= Provided entries =
--- BEGIN ---

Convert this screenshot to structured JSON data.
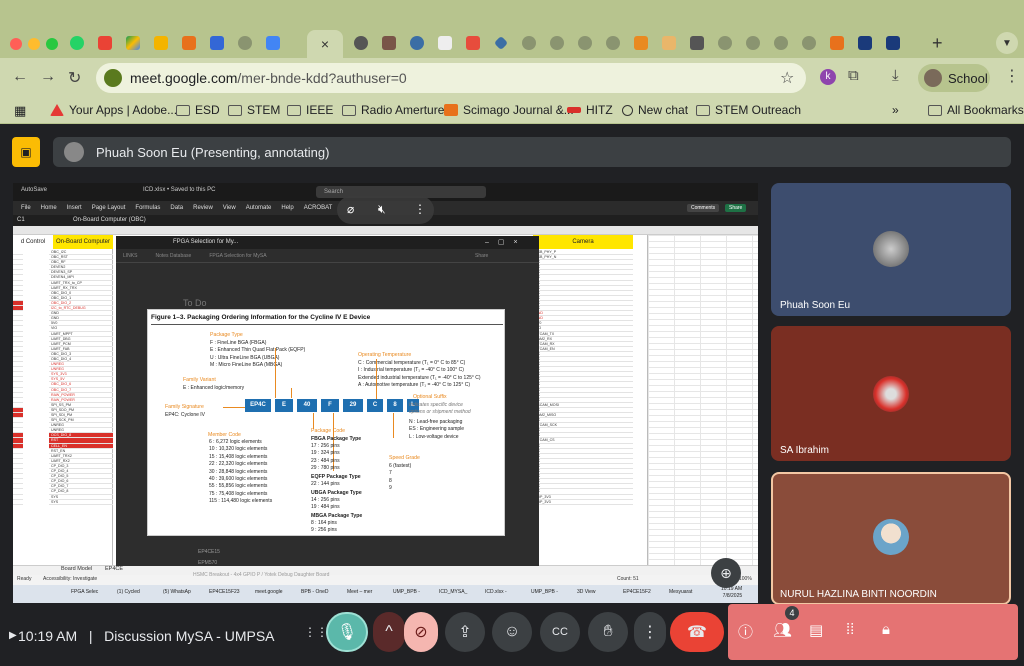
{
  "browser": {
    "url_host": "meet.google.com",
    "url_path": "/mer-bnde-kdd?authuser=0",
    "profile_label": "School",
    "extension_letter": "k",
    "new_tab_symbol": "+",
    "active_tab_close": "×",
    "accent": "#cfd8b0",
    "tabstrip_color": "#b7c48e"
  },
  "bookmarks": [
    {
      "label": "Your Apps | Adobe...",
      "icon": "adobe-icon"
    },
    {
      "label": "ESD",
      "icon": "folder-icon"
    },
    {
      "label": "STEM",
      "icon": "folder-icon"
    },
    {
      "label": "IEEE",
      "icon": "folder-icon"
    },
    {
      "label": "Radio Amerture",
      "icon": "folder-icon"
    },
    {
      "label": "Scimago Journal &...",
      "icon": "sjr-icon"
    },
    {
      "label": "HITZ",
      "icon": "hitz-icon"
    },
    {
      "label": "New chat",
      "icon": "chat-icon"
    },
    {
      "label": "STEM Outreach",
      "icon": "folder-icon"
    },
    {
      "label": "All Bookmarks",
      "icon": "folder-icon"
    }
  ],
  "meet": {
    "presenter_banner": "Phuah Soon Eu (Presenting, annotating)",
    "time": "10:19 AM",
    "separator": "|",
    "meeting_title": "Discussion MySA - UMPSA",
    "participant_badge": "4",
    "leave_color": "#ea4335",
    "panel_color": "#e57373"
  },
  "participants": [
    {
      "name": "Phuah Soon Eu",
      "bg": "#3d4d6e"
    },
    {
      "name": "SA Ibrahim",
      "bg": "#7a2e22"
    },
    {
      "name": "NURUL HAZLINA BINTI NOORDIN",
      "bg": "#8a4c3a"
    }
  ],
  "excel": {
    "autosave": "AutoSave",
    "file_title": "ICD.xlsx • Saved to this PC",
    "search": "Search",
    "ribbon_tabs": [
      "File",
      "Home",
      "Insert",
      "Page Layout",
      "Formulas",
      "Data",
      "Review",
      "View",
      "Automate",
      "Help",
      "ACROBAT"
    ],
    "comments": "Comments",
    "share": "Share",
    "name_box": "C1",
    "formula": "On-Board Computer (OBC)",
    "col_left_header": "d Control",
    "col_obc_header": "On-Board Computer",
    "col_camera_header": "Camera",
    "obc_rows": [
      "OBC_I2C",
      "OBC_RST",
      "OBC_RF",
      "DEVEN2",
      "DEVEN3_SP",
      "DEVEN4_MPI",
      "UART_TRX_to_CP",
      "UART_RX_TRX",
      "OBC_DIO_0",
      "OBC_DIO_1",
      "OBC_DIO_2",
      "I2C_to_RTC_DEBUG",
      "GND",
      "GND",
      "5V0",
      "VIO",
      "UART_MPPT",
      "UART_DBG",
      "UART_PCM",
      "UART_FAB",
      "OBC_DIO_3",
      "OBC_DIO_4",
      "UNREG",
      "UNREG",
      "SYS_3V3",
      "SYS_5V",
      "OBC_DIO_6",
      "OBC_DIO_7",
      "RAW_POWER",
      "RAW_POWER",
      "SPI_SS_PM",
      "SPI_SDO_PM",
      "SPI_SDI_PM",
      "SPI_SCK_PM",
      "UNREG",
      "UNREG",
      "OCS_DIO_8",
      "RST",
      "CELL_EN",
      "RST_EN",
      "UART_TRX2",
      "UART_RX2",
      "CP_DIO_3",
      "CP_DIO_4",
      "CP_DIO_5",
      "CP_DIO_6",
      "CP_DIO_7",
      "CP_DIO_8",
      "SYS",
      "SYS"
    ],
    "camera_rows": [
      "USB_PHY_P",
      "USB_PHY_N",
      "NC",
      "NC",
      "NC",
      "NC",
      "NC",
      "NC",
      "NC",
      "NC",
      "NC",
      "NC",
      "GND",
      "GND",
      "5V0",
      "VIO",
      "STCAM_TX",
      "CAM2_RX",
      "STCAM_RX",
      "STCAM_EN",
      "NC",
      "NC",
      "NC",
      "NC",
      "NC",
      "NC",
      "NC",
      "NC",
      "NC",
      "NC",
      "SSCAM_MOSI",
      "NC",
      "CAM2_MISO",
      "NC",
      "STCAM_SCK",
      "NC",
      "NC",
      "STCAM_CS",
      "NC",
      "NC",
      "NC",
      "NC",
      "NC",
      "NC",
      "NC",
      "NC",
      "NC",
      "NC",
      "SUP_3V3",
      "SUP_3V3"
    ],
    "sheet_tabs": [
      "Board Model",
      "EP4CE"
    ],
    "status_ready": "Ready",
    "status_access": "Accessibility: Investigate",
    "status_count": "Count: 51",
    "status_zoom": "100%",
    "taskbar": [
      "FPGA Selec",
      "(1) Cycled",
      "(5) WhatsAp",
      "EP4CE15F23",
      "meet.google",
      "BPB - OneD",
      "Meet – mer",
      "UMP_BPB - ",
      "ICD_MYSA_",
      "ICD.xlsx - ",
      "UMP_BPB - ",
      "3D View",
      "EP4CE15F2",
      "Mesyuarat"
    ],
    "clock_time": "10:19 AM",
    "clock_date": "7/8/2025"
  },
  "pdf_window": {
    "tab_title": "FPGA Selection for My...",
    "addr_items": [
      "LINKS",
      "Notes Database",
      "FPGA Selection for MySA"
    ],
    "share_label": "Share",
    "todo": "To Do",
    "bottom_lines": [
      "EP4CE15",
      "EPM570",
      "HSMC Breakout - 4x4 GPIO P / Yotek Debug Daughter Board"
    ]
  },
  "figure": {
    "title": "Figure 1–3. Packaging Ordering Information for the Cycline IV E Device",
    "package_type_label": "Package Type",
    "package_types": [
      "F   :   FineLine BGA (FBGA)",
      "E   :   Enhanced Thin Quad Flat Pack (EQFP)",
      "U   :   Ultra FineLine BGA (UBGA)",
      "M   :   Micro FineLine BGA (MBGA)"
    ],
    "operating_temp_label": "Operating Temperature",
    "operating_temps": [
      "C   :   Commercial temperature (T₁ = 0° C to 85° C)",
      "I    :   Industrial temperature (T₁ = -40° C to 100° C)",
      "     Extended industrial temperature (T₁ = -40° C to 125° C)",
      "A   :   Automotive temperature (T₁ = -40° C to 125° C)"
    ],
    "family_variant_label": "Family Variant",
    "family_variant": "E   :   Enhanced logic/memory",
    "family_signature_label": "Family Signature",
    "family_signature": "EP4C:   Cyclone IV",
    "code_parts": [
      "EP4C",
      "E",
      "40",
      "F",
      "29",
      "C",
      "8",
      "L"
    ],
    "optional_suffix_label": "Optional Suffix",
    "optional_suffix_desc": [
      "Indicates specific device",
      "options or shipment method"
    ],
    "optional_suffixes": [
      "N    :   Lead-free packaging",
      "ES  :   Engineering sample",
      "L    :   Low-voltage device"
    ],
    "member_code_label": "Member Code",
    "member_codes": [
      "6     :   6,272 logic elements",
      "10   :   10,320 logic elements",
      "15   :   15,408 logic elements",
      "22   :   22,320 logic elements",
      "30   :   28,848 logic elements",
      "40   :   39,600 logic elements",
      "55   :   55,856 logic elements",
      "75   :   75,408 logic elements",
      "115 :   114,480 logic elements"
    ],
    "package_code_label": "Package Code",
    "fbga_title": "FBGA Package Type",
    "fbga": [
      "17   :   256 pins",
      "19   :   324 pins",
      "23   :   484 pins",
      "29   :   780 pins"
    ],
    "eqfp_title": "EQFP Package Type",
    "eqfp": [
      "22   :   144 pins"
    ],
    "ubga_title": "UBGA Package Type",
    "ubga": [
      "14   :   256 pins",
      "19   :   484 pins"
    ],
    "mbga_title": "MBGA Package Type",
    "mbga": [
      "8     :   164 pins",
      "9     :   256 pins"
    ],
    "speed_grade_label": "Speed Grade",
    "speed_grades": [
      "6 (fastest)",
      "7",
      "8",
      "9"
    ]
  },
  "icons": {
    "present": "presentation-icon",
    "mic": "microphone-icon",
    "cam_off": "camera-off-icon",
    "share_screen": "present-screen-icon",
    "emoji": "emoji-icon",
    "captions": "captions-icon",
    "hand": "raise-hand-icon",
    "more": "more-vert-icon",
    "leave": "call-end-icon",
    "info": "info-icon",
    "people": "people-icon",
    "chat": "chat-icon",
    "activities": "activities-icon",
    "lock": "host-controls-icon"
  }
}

--- END ---

= Exercise =
Show each line in the entries that holds the string "FineLine".

= Answer to the task =
      "F   :   FineLine BGA (FBGA)",
      "U   :   Ultra FineLine BGA (UBGA)",
      "M   :   Micro FineLine BGA (MBGA)"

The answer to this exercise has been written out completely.